## REQUIRED TASK
Repeat every line exactly, keeping the pictures out of the copy.

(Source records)
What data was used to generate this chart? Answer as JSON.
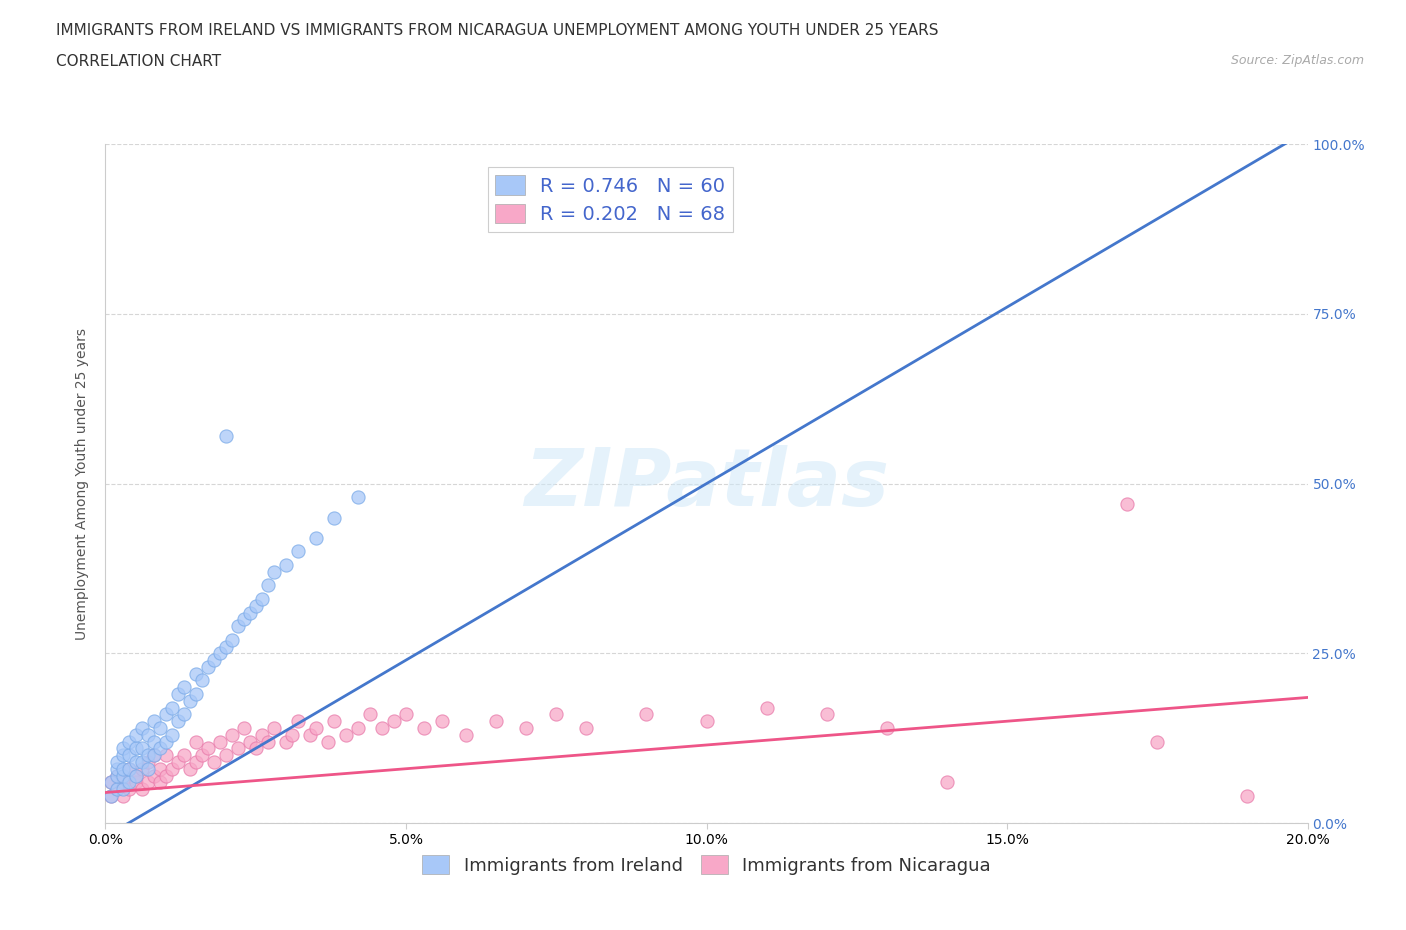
{
  "title_line1": "IMMIGRANTS FROM IRELAND VS IMMIGRANTS FROM NICARAGUA UNEMPLOYMENT AMONG YOUTH UNDER 25 YEARS",
  "title_line2": "CORRELATION CHART",
  "source_text": "Source: ZipAtlas.com",
  "ylabel": "Unemployment Among Youth under 25 years",
  "xlim": [
    0.0,
    0.2
  ],
  "ylim": [
    0.0,
    1.0
  ],
  "xtick_labels": [
    "0.0%",
    "5.0%",
    "10.0%",
    "15.0%",
    "20.0%"
  ],
  "xtick_vals": [
    0.0,
    0.05,
    0.1,
    0.15,
    0.2
  ],
  "ytick_right_labels": [
    "0.0%",
    "25.0%",
    "50.0%",
    "75.0%",
    "100.0%"
  ],
  "ytick_vals": [
    0.0,
    0.25,
    0.5,
    0.75,
    1.0
  ],
  "ireland_color": "#a8c8f8",
  "ireland_edge_color": "#7aaae8",
  "nicaragua_color": "#f8a8c8",
  "nicaragua_edge_color": "#e87aaa",
  "ireland_line_color": "#4477cc",
  "nicaragua_line_color": "#ee5588",
  "ireland_R": 0.746,
  "ireland_N": 60,
  "nicaragua_R": 0.202,
  "nicaragua_N": 68,
  "ireland_line_x0": 0.0,
  "ireland_line_y0": -0.02,
  "ireland_line_x1": 0.2,
  "ireland_line_y1": 1.02,
  "nicaragua_line_x0": 0.0,
  "nicaragua_line_y0": 0.045,
  "nicaragua_line_x1": 0.2,
  "nicaragua_line_y1": 0.185,
  "ireland_scatter_x": [
    0.001,
    0.001,
    0.002,
    0.002,
    0.002,
    0.002,
    0.003,
    0.003,
    0.003,
    0.003,
    0.003,
    0.004,
    0.004,
    0.004,
    0.004,
    0.005,
    0.005,
    0.005,
    0.005,
    0.006,
    0.006,
    0.006,
    0.007,
    0.007,
    0.007,
    0.008,
    0.008,
    0.008,
    0.009,
    0.009,
    0.01,
    0.01,
    0.011,
    0.011,
    0.012,
    0.012,
    0.013,
    0.013,
    0.014,
    0.015,
    0.015,
    0.016,
    0.017,
    0.018,
    0.019,
    0.02,
    0.021,
    0.022,
    0.023,
    0.024,
    0.025,
    0.026,
    0.027,
    0.028,
    0.03,
    0.032,
    0.035,
    0.038,
    0.042,
    0.02
  ],
  "ireland_scatter_y": [
    0.04,
    0.06,
    0.05,
    0.07,
    0.08,
    0.09,
    0.05,
    0.07,
    0.08,
    0.1,
    0.11,
    0.06,
    0.08,
    0.1,
    0.12,
    0.07,
    0.09,
    0.11,
    0.13,
    0.09,
    0.11,
    0.14,
    0.08,
    0.1,
    0.13,
    0.1,
    0.12,
    0.15,
    0.11,
    0.14,
    0.12,
    0.16,
    0.13,
    0.17,
    0.15,
    0.19,
    0.16,
    0.2,
    0.18,
    0.19,
    0.22,
    0.21,
    0.23,
    0.24,
    0.25,
    0.26,
    0.27,
    0.29,
    0.3,
    0.31,
    0.32,
    0.33,
    0.35,
    0.37,
    0.38,
    0.4,
    0.42,
    0.45,
    0.48,
    0.57
  ],
  "nicaragua_scatter_x": [
    0.001,
    0.001,
    0.002,
    0.002,
    0.003,
    0.003,
    0.004,
    0.004,
    0.005,
    0.005,
    0.006,
    0.006,
    0.007,
    0.007,
    0.008,
    0.008,
    0.009,
    0.009,
    0.01,
    0.01,
    0.011,
    0.012,
    0.013,
    0.014,
    0.015,
    0.015,
    0.016,
    0.017,
    0.018,
    0.019,
    0.02,
    0.021,
    0.022,
    0.023,
    0.024,
    0.025,
    0.026,
    0.027,
    0.028,
    0.03,
    0.031,
    0.032,
    0.034,
    0.035,
    0.037,
    0.038,
    0.04,
    0.042,
    0.044,
    0.046,
    0.048,
    0.05,
    0.053,
    0.056,
    0.06,
    0.065,
    0.07,
    0.075,
    0.08,
    0.09,
    0.1,
    0.11,
    0.12,
    0.13,
    0.14,
    0.17,
    0.175,
    0.19
  ],
  "nicaragua_scatter_y": [
    0.04,
    0.06,
    0.05,
    0.07,
    0.04,
    0.06,
    0.05,
    0.08,
    0.06,
    0.07,
    0.05,
    0.08,
    0.06,
    0.09,
    0.07,
    0.1,
    0.06,
    0.08,
    0.07,
    0.1,
    0.08,
    0.09,
    0.1,
    0.08,
    0.09,
    0.12,
    0.1,
    0.11,
    0.09,
    0.12,
    0.1,
    0.13,
    0.11,
    0.14,
    0.12,
    0.11,
    0.13,
    0.12,
    0.14,
    0.12,
    0.13,
    0.15,
    0.13,
    0.14,
    0.12,
    0.15,
    0.13,
    0.14,
    0.16,
    0.14,
    0.15,
    0.16,
    0.14,
    0.15,
    0.13,
    0.15,
    0.14,
    0.16,
    0.14,
    0.16,
    0.15,
    0.17,
    0.16,
    0.14,
    0.06,
    0.47,
    0.12,
    0.04
  ],
  "watermark_text": "ZIPatlas",
  "background_color": "#ffffff",
  "grid_color": "#cccccc",
  "title_fontsize": 11,
  "axis_label_fontsize": 10,
  "tick_fontsize": 10,
  "legend_fontsize": 13,
  "rn_fontsize": 14
}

## ANSWER FOR THE TASK
What data was used to generate this chart? Answer as JSON.
{
  "title_line1": "IMMIGRANTS FROM IRELAND VS IMMIGRANTS FROM NICARAGUA UNEMPLOYMENT AMONG YOUTH UNDER 25 YEARS",
  "title_line2": "CORRELATION CHART",
  "source_text": "Source: ZipAtlas.com",
  "ylabel": "Unemployment Among Youth under 25 years",
  "xlim": [
    0.0,
    0.2
  ],
  "ylim": [
    0.0,
    1.0
  ],
  "xtick_labels": [
    "0.0%",
    "5.0%",
    "10.0%",
    "15.0%",
    "20.0%"
  ],
  "xtick_vals": [
    0.0,
    0.05,
    0.1,
    0.15,
    0.2
  ],
  "ytick_right_labels": [
    "0.0%",
    "25.0%",
    "50.0%",
    "75.0%",
    "100.0%"
  ],
  "ytick_vals": [
    0.0,
    0.25,
    0.5,
    0.75,
    1.0
  ],
  "ireland_color": "#a8c8f8",
  "ireland_edge_color": "#7aaae8",
  "nicaragua_color": "#f8a8c8",
  "nicaragua_edge_color": "#e87aaa",
  "ireland_line_color": "#4477cc",
  "nicaragua_line_color": "#ee5588",
  "ireland_R": 0.746,
  "ireland_N": 60,
  "nicaragua_R": 0.202,
  "nicaragua_N": 68,
  "ireland_line_x0": 0.0,
  "ireland_line_y0": -0.02,
  "ireland_line_x1": 0.2,
  "ireland_line_y1": 1.02,
  "nicaragua_line_x0": 0.0,
  "nicaragua_line_y0": 0.045,
  "nicaragua_line_x1": 0.2,
  "nicaragua_line_y1": 0.185,
  "ireland_scatter_x": [
    0.001,
    0.001,
    0.002,
    0.002,
    0.002,
    0.002,
    0.003,
    0.003,
    0.003,
    0.003,
    0.003,
    0.004,
    0.004,
    0.004,
    0.004,
    0.005,
    0.005,
    0.005,
    0.005,
    0.006,
    0.006,
    0.006,
    0.007,
    0.007,
    0.007,
    0.008,
    0.008,
    0.008,
    0.009,
    0.009,
    0.01,
    0.01,
    0.011,
    0.011,
    0.012,
    0.012,
    0.013,
    0.013,
    0.014,
    0.015,
    0.015,
    0.016,
    0.017,
    0.018,
    0.019,
    0.02,
    0.021,
    0.022,
    0.023,
    0.024,
    0.025,
    0.026,
    0.027,
    0.028,
    0.03,
    0.032,
    0.035,
    0.038,
    0.042,
    0.02
  ],
  "ireland_scatter_y": [
    0.04,
    0.06,
    0.05,
    0.07,
    0.08,
    0.09,
    0.05,
    0.07,
    0.08,
    0.1,
    0.11,
    0.06,
    0.08,
    0.1,
    0.12,
    0.07,
    0.09,
    0.11,
    0.13,
    0.09,
    0.11,
    0.14,
    0.08,
    0.1,
    0.13,
    0.1,
    0.12,
    0.15,
    0.11,
    0.14,
    0.12,
    0.16,
    0.13,
    0.17,
    0.15,
    0.19,
    0.16,
    0.2,
    0.18,
    0.19,
    0.22,
    0.21,
    0.23,
    0.24,
    0.25,
    0.26,
    0.27,
    0.29,
    0.3,
    0.31,
    0.32,
    0.33,
    0.35,
    0.37,
    0.38,
    0.4,
    0.42,
    0.45,
    0.48,
    0.57
  ],
  "nicaragua_scatter_x": [
    0.001,
    0.001,
    0.002,
    0.002,
    0.003,
    0.003,
    0.004,
    0.004,
    0.005,
    0.005,
    0.006,
    0.006,
    0.007,
    0.007,
    0.008,
    0.008,
    0.009,
    0.009,
    0.01,
    0.01,
    0.011,
    0.012,
    0.013,
    0.014,
    0.015,
    0.015,
    0.016,
    0.017,
    0.018,
    0.019,
    0.02,
    0.021,
    0.022,
    0.023,
    0.024,
    0.025,
    0.026,
    0.027,
    0.028,
    0.03,
    0.031,
    0.032,
    0.034,
    0.035,
    0.037,
    0.038,
    0.04,
    0.042,
    0.044,
    0.046,
    0.048,
    0.05,
    0.053,
    0.056,
    0.06,
    0.065,
    0.07,
    0.075,
    0.08,
    0.09,
    0.1,
    0.11,
    0.12,
    0.13,
    0.14,
    0.17,
    0.175,
    0.19
  ],
  "nicaragua_scatter_y": [
    0.04,
    0.06,
    0.05,
    0.07,
    0.04,
    0.06,
    0.05,
    0.08,
    0.06,
    0.07,
    0.05,
    0.08,
    0.06,
    0.09,
    0.07,
    0.1,
    0.06,
    0.08,
    0.07,
    0.1,
    0.08,
    0.09,
    0.1,
    0.08,
    0.09,
    0.12,
    0.1,
    0.11,
    0.09,
    0.12,
    0.1,
    0.13,
    0.11,
    0.14,
    0.12,
    0.11,
    0.13,
    0.12,
    0.14,
    0.12,
    0.13,
    0.15,
    0.13,
    0.14,
    0.12,
    0.15,
    0.13,
    0.14,
    0.16,
    0.14,
    0.15,
    0.16,
    0.14,
    0.15,
    0.13,
    0.15,
    0.14,
    0.16,
    0.14,
    0.16,
    0.15,
    0.17,
    0.16,
    0.14,
    0.06,
    0.47,
    0.12,
    0.04
  ],
  "watermark_text": "ZIPatlas",
  "background_color": "#ffffff",
  "grid_color": "#cccccc",
  "title_fontsize": 11,
  "axis_label_fontsize": 10,
  "tick_fontsize": 10,
  "legend_fontsize": 13,
  "rn_fontsize": 14
}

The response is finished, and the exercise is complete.